_Exercise brief_:
Where a line in the listing below contains the word "view", copy that line.
^^^^^^^^
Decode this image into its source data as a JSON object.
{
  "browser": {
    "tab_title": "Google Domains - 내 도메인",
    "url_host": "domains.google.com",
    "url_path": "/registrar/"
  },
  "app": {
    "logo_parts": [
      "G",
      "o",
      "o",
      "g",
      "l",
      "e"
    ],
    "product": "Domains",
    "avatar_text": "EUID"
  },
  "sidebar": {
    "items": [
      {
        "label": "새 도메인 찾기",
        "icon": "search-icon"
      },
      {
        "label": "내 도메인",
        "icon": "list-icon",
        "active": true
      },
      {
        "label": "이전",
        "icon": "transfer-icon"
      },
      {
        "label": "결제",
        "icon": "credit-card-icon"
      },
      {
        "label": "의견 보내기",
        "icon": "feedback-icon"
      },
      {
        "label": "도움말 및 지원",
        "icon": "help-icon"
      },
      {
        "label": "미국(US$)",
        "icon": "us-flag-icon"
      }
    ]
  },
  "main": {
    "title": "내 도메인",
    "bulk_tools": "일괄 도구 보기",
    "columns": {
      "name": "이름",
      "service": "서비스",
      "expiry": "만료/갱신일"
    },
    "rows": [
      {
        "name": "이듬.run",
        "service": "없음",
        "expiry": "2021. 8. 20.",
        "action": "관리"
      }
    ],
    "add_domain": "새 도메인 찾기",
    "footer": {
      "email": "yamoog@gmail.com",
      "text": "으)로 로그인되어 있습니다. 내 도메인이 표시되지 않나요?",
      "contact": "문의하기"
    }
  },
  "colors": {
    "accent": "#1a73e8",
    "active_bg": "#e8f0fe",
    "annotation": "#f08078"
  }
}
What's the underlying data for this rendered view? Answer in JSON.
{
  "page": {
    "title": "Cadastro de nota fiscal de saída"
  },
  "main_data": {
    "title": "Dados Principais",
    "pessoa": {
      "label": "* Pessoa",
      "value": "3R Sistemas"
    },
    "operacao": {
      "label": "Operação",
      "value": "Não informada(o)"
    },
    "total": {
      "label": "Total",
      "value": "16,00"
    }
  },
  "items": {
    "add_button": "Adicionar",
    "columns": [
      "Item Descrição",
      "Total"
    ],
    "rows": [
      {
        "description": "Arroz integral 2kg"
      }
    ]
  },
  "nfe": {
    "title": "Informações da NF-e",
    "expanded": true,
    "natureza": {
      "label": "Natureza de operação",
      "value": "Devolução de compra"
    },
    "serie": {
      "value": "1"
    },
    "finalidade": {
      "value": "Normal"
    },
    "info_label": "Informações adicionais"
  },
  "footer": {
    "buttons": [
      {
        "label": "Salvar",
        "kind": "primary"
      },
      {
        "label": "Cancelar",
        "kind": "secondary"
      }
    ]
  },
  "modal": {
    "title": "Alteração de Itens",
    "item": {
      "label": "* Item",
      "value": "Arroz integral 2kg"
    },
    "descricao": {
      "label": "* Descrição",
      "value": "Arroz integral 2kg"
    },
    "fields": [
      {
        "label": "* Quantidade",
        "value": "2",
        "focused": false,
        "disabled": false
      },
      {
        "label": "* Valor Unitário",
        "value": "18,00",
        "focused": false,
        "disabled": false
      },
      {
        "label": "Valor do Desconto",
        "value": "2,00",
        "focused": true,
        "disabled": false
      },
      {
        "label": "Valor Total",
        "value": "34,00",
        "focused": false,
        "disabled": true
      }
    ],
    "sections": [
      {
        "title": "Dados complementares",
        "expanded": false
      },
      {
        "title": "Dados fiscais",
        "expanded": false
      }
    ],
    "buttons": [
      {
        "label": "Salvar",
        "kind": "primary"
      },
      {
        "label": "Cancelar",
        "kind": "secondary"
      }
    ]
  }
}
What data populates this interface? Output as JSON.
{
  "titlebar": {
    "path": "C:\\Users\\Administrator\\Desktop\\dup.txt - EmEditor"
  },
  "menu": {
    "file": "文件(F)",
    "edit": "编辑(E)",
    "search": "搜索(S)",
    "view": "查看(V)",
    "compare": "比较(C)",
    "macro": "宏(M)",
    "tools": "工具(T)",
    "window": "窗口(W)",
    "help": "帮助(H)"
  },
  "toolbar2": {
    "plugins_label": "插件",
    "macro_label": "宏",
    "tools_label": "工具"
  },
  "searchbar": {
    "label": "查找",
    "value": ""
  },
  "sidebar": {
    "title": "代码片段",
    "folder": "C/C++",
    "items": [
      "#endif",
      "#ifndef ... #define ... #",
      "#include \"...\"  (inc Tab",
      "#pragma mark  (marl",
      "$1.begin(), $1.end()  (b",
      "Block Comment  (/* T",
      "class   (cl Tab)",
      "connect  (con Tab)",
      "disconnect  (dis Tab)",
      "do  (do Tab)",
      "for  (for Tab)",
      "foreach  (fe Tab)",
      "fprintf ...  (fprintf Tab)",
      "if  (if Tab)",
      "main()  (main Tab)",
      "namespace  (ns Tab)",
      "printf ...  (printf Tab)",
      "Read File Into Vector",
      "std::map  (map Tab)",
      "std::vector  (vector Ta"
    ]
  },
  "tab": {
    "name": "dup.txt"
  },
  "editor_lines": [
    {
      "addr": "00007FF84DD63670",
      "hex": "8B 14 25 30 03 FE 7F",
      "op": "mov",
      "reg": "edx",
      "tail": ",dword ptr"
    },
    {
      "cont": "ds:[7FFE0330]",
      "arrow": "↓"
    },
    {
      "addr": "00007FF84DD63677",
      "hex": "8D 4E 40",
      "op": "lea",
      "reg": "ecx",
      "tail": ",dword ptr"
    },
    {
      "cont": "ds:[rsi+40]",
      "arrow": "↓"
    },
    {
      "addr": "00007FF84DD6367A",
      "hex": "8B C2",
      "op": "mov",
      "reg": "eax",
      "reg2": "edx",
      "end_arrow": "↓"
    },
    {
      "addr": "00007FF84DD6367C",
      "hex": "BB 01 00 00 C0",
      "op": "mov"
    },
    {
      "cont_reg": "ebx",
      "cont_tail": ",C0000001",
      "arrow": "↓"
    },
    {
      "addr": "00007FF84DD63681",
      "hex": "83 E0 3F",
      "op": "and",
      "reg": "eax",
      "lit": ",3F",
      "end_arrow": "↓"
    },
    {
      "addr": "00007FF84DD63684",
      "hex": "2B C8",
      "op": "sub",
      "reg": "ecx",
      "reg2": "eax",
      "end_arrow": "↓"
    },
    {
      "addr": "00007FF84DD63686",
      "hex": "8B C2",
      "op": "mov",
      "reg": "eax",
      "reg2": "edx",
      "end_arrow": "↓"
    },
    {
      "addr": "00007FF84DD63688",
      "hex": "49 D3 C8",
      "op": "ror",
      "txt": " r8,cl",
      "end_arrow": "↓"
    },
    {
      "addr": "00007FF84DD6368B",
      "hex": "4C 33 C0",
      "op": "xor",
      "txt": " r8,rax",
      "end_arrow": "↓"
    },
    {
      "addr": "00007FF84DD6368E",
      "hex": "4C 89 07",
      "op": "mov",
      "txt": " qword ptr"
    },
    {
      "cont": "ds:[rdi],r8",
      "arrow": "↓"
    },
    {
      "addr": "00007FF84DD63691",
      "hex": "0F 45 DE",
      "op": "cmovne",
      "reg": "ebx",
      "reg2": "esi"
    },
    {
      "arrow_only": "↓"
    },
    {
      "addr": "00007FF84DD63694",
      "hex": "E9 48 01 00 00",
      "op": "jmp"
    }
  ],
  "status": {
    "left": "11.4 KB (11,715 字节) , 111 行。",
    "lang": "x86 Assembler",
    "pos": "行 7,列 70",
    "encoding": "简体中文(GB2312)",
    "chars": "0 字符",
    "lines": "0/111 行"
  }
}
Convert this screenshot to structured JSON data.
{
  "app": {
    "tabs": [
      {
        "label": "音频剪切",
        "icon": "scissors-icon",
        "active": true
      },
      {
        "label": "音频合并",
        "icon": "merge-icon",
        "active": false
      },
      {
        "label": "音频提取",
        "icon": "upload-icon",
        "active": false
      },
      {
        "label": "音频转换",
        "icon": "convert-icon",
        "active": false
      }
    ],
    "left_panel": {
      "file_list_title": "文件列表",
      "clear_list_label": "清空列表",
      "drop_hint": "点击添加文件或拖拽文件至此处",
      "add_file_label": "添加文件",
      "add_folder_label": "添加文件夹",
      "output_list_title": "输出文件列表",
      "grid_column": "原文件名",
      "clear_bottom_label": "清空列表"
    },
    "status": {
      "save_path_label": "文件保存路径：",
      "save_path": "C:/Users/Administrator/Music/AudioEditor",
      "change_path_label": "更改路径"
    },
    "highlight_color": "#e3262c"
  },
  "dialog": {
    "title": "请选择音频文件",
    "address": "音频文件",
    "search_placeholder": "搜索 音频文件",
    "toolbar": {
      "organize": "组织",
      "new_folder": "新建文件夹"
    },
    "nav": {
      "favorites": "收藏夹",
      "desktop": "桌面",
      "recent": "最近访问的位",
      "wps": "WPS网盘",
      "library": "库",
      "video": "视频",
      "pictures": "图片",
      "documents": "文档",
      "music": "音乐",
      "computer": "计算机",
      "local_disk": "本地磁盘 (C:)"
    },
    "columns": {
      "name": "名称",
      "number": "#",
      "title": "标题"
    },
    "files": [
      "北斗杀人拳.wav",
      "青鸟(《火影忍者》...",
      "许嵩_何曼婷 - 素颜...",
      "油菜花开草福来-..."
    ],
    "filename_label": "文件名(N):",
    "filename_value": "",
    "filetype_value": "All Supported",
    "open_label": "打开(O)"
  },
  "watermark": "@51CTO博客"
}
^^^^^^^^
_Solution below_:
What's the underlying data for this rendered view? Answer in JSON.
    "view": "查看(V)",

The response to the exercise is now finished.